▸ Task objective:
Gather every line from the entries below that includes "отделкой".

━━━ Data in this exercise

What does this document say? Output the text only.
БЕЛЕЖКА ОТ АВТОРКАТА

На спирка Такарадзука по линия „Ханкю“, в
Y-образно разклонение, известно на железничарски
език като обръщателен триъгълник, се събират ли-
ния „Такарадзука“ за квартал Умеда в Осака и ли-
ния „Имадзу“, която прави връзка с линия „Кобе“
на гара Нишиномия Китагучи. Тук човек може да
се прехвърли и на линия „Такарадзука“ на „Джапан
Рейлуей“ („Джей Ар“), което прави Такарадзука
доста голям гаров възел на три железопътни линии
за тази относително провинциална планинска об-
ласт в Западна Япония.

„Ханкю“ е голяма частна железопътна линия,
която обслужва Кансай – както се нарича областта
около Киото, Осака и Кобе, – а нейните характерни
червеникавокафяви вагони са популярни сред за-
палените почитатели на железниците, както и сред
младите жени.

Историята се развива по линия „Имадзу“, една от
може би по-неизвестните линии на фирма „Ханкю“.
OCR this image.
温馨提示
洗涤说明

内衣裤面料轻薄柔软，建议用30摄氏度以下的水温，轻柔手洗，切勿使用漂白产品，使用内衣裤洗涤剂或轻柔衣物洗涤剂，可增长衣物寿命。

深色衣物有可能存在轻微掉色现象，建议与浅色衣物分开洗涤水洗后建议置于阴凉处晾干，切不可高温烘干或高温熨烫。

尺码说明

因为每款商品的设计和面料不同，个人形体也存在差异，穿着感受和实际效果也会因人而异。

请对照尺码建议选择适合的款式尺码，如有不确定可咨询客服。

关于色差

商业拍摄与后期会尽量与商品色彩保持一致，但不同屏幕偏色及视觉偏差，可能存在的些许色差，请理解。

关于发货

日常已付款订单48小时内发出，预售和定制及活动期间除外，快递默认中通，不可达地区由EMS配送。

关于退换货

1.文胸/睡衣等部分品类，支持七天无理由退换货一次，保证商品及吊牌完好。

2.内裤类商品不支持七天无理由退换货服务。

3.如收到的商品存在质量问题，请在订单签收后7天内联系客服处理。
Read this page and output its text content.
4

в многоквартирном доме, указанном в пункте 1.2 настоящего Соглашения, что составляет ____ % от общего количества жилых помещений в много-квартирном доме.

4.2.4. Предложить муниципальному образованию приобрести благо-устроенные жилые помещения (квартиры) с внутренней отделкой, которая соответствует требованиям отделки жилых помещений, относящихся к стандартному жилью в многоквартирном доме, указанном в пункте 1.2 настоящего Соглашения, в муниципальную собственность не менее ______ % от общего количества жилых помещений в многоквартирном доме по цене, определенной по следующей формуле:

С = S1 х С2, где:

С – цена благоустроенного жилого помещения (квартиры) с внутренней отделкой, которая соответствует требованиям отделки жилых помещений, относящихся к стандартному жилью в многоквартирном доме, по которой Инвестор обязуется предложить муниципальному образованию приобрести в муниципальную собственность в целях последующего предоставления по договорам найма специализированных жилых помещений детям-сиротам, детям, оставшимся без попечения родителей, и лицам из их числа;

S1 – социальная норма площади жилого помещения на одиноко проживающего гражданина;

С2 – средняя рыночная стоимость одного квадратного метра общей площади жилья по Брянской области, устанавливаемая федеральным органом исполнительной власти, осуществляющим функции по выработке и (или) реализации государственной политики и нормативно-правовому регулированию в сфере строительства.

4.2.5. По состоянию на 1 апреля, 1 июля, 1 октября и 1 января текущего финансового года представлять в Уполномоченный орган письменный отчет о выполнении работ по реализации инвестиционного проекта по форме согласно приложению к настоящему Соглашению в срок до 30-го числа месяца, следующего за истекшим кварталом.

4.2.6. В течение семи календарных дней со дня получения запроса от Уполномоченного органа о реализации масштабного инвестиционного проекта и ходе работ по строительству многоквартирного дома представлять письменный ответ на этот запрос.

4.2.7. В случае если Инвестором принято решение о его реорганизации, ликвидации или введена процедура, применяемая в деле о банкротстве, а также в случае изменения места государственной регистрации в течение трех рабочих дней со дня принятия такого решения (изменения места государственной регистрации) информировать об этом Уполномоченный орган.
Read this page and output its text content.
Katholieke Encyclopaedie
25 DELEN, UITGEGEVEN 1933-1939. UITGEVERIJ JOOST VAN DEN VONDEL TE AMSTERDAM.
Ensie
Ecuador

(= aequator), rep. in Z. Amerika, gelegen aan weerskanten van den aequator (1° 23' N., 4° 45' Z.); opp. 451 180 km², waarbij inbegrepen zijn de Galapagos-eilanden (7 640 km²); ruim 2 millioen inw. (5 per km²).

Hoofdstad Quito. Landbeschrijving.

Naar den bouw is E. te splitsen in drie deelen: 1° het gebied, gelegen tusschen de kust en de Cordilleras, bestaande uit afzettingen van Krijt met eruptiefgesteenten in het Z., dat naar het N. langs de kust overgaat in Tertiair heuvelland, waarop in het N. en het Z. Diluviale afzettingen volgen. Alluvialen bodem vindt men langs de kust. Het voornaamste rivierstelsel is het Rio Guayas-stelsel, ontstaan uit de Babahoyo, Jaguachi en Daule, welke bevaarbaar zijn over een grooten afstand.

━━━━━━

▸ Correct response:
4.2.4. Предложить муниципальному образованию приобрести благо-устроенные жилые помещения (квартиры) с внутренней отделкой, которая соответствует требованиям отделки жилых помещений, относящихся к стандартному жилью в многоквартирном доме, указанном в пункте 1.2 настоящего Соглашения, в муниципальную собственность не менее ______ % от общего количества жилых помещений в многоквартирном доме по цене, определенной по следующей формуле:
С – цена благоустроенного жилого помещения (квартиры) с внутренней отделкой, которая соответствует требованиям отделки жилых помещений, относящихся к стандартному жилью в многоквартирном доме, по которой Инвестор обязуется предложить муниципальному образованию приобрести в муниципальную собственность в целях последующего предоставления по договорам найма специализированных жилых помещений детям-сиротам, детям, оставшимся без попечения родителей, и лицам из их числа;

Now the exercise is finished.